**Work required:**
Select every line containing the word "иные" from the material, and copy those lines.

** Start Task data **

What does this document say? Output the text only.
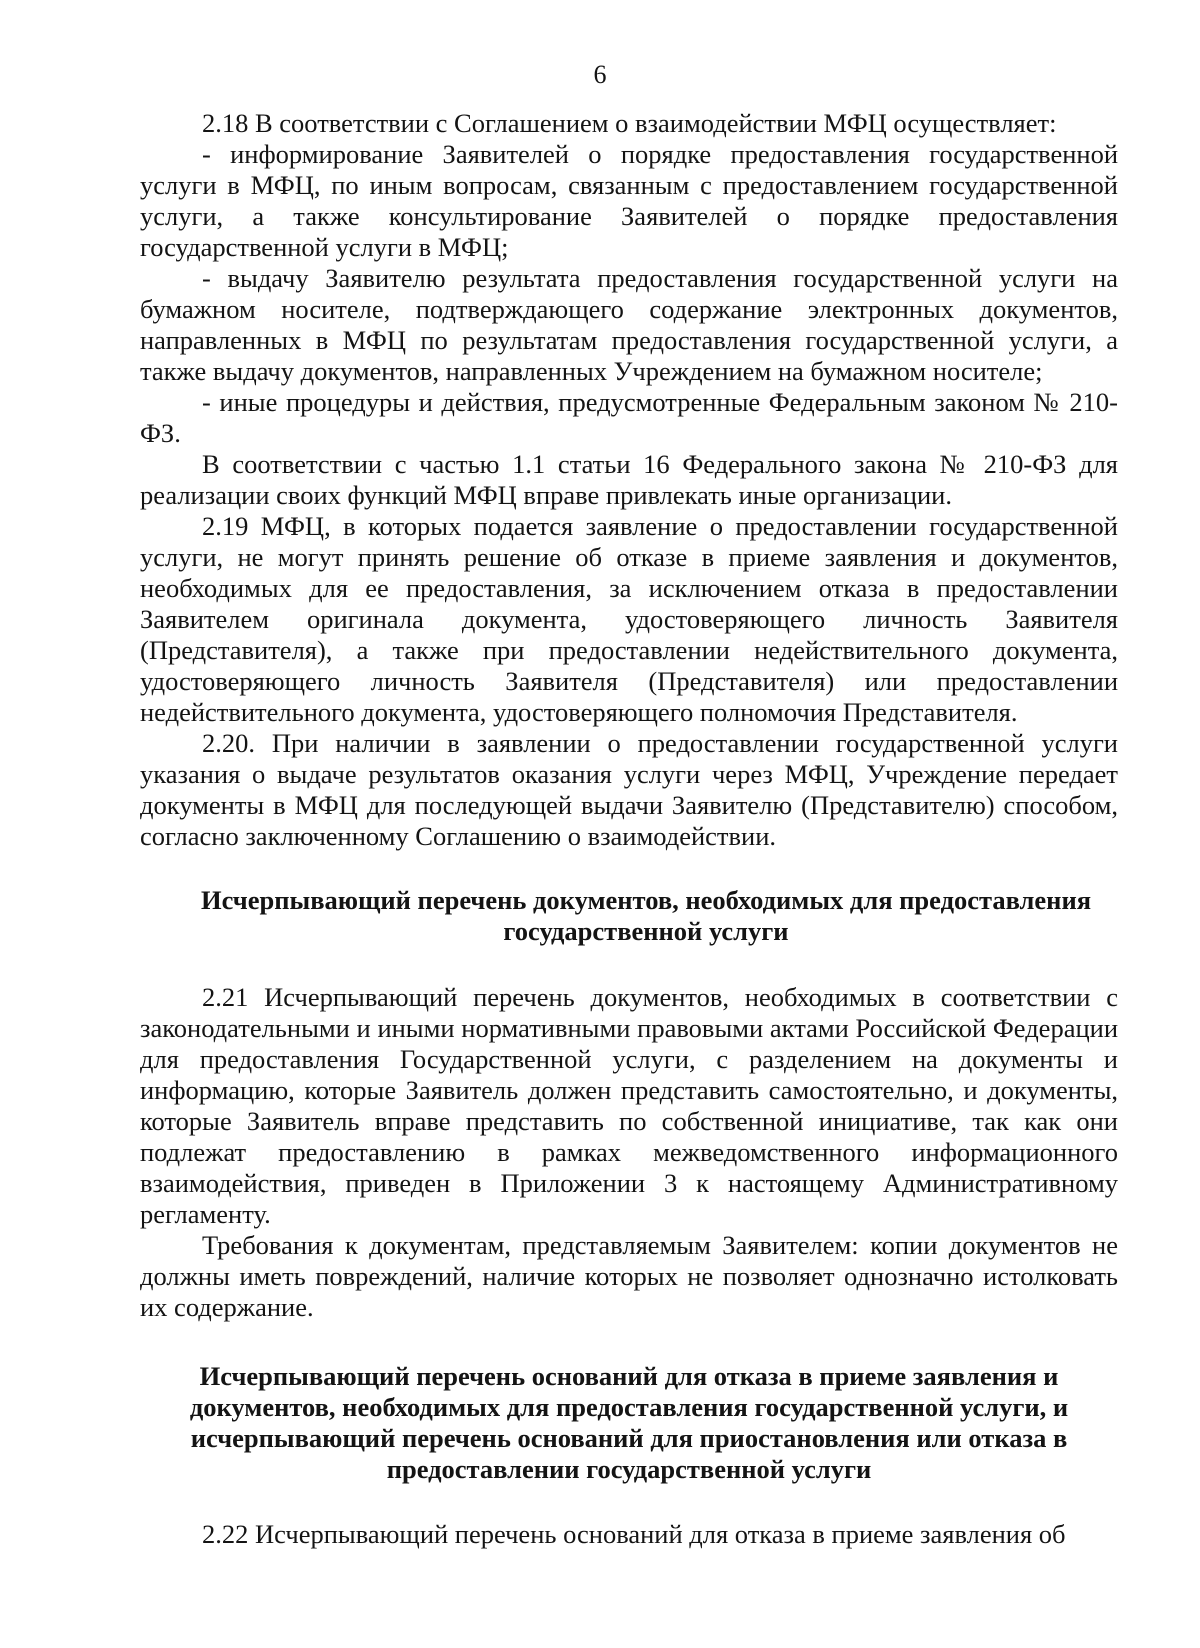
6

2.18 В соответствии с Соглашением о взаимодействии МФЦ осуществляет:

- информирование Заявителей о порядке предоставления государственной услуги в МФЦ, по иным вопросам, связанным с предоставлением государственной услуги, а также консультирование Заявителей о порядке предоставления государственной услуги в МФЦ;

- выдачу Заявителю результата предоставления государственной услуги на бумажном носителе, подтверждающего содержание электронных документов, направленных в МФЦ по результатам предоставления государственной услуги, а также выдачу документов, направленных Учреждением на бумажном носителе;

- иные процедуры и действия, предусмотренные Федеральным законом № 210-ФЗ.

В соответствии с частью 1.1 статьи 16 Федерального закона № 210-ФЗ для реализации своих функций МФЦ вправе привлекать иные организации.

2.19 МФЦ, в которых подается заявление о предоставлении государственной услуги, не могут принять решение об отказе в приеме заявления и документов, необходимых для ее предоставления, за исключением отказа в предоставлении Заявителем оригинала документа, удостоверяющего личность Заявителя (Представителя), а также при предоставлении недействительного документа, удостоверяющего личность Заявителя (Представителя) или предоставлении недействительного документа, удостоверяющего полномочия Представителя.

2.20. При наличии в заявлении о предоставлении государственной услуги указания о выдаче результатов оказания услуги через МФЦ, Учреждение передает документы в МФЦ для последующей выдачи Заявителю (Представителю) способом, согласно заключенному Соглашению о взаимодействии.

Исчерпывающий перечень документов, необходимых для предоставления государственной услуги

2.21 Исчерпывающий перечень документов, необходимых в соответствии с законодательными и иными нормативными правовыми актами Российской Федерации для предоставления Государственной услуги, с разделением на документы и информацию, которые Заявитель должен представить самостоятельно, и документы, которые Заявитель вправе представить по собственной инициативе, так как они подлежат предоставлению в рамках межведомственного информационного взаимодействия, приведен в Приложении 3 к настоящему Административному регламенту.

Требования к документам, представляемым Заявителем: копии документов не должны иметь повреждений, наличие которых не позволяет однозначно истолковать их содержание.

Исчерпывающий перечень оснований для отказа в приеме заявления и документов, необходимых для предоставления государственной услуги, и исчерпывающий перечень оснований для приостановления или отказа в предоставлении государственной услуги

2.22 Исчерпывающий перечень оснований для отказа в приеме заявления об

** End Task data **

**Output of the task:**
- иные процедуры и действия, предусмотренные Федеральным законом № 210-ФЗ.
В соответствии с частью 1.1 статьи 16 Федерального закона № 210-ФЗ для реализации своих функций МФЦ вправе привлекать иные организации.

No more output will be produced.